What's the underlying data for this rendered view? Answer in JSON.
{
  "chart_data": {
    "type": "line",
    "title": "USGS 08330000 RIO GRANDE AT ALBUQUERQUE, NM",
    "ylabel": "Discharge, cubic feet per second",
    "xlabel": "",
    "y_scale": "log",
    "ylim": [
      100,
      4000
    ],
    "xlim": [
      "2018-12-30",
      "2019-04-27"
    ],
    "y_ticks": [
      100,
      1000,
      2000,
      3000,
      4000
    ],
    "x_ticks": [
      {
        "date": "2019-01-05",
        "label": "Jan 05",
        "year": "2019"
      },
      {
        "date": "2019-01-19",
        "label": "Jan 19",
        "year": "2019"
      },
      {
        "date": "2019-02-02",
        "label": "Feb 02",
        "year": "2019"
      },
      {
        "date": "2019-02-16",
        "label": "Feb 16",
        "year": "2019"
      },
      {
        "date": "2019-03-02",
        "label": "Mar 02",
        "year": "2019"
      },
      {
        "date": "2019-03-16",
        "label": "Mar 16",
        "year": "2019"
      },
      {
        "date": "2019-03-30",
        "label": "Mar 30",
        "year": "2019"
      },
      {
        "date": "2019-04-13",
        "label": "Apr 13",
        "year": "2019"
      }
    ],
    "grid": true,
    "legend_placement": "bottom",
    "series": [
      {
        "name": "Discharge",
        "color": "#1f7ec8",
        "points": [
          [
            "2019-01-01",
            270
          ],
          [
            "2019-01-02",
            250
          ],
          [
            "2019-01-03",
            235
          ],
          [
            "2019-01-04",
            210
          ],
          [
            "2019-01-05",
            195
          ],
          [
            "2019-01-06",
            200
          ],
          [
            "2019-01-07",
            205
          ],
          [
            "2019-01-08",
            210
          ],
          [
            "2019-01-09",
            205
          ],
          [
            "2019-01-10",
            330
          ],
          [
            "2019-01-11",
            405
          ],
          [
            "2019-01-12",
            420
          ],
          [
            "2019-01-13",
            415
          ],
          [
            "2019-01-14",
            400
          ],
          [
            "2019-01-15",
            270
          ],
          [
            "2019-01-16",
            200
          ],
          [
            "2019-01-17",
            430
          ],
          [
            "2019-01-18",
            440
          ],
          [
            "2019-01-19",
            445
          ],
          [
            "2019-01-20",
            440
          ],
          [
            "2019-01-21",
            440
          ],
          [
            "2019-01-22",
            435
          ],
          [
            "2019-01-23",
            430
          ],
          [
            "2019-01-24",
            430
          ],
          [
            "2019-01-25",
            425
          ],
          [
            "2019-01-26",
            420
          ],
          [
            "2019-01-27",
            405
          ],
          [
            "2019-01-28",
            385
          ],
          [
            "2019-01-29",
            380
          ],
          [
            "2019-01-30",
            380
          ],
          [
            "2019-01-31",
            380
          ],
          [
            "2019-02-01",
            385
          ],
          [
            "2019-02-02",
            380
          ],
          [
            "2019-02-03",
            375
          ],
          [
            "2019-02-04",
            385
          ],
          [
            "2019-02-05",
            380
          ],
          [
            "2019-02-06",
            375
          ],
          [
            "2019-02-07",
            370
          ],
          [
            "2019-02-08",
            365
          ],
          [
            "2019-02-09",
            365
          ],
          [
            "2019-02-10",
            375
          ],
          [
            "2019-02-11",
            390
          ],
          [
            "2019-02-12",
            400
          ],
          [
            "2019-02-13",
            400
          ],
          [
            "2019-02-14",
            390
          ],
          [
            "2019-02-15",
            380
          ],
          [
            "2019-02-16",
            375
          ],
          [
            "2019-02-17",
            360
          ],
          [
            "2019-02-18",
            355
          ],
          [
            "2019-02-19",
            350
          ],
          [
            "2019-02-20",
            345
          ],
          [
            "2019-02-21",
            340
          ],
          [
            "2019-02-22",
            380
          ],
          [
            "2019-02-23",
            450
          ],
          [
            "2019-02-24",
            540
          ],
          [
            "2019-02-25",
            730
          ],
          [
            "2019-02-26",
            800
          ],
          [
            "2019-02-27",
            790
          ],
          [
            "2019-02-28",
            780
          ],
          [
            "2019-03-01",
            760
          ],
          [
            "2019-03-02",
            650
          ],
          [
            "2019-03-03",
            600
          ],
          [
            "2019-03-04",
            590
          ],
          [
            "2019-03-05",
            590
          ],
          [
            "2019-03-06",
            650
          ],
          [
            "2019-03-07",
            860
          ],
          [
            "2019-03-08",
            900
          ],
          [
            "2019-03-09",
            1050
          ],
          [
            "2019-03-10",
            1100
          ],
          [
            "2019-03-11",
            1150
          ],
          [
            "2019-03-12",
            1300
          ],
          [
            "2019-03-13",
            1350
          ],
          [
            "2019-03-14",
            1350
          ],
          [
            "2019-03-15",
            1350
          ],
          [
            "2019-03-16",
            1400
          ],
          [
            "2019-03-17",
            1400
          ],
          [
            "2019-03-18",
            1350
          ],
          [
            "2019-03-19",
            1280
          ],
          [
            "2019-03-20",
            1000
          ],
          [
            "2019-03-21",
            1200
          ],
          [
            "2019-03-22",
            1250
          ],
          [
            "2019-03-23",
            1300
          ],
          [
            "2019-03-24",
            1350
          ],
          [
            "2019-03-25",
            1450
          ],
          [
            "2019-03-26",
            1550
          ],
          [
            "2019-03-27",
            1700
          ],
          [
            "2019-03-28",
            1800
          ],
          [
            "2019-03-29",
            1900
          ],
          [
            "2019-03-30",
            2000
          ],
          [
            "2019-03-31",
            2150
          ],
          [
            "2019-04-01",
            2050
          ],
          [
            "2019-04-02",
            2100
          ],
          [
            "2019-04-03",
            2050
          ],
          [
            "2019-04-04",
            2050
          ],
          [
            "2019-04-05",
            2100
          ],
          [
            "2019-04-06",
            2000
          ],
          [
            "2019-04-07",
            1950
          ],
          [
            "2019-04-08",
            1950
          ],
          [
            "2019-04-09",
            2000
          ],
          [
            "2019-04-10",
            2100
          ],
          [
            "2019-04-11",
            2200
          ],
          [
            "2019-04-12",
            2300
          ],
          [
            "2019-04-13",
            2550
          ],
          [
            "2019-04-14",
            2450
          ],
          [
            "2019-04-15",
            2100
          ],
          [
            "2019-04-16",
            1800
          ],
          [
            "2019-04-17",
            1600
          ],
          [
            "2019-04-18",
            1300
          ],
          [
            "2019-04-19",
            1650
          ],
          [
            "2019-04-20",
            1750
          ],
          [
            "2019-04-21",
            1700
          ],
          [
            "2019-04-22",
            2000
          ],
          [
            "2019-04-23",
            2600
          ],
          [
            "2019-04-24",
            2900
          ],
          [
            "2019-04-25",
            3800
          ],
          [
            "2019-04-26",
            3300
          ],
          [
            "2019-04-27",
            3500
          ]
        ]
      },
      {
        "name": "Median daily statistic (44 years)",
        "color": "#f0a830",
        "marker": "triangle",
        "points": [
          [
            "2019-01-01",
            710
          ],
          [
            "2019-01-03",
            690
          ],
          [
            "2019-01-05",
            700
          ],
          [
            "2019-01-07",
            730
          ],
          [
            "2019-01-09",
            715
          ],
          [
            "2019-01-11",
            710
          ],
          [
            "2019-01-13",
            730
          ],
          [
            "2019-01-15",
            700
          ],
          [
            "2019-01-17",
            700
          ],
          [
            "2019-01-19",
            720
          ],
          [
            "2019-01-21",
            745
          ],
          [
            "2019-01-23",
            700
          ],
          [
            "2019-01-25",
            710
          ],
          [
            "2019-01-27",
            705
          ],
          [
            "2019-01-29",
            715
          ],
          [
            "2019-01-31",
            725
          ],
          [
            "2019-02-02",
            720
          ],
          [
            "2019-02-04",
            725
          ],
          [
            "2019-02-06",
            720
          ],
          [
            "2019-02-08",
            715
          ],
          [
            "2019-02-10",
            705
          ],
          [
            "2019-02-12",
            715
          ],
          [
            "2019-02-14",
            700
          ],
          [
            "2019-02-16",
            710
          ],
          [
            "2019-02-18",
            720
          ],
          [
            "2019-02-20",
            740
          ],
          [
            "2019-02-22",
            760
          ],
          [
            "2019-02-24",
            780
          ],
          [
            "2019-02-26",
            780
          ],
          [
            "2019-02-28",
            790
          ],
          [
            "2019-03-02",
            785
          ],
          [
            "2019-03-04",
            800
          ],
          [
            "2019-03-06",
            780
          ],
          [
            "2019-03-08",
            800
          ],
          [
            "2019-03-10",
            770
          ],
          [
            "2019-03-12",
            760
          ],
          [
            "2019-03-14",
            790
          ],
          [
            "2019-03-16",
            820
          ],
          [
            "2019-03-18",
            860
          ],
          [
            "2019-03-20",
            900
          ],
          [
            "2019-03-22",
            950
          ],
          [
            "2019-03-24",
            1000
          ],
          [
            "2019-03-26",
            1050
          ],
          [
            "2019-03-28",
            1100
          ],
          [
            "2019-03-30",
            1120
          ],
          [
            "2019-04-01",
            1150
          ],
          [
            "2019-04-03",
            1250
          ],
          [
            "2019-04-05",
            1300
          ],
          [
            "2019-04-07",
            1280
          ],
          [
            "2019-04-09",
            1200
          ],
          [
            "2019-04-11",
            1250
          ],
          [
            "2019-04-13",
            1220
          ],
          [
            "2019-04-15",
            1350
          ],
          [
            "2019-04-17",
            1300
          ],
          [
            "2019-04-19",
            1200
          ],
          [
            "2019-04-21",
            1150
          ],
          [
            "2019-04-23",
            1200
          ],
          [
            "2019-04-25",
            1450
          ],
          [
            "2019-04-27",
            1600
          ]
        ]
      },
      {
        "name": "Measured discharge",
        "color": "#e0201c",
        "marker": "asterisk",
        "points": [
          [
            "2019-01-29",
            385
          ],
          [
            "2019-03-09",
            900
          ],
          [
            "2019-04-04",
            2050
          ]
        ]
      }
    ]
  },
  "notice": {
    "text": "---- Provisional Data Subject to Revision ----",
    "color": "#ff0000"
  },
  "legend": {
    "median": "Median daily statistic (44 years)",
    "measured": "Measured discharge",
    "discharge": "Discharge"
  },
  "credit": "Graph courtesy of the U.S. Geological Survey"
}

+-------+

◆ WHAT YOU ARE ASKED TO DO ◆
In the entries above, identify every line with the string "Measured".

◆ TASK RESPONSE ◆
        "name": "Measured discharge",
    "measured": "Measured discharge",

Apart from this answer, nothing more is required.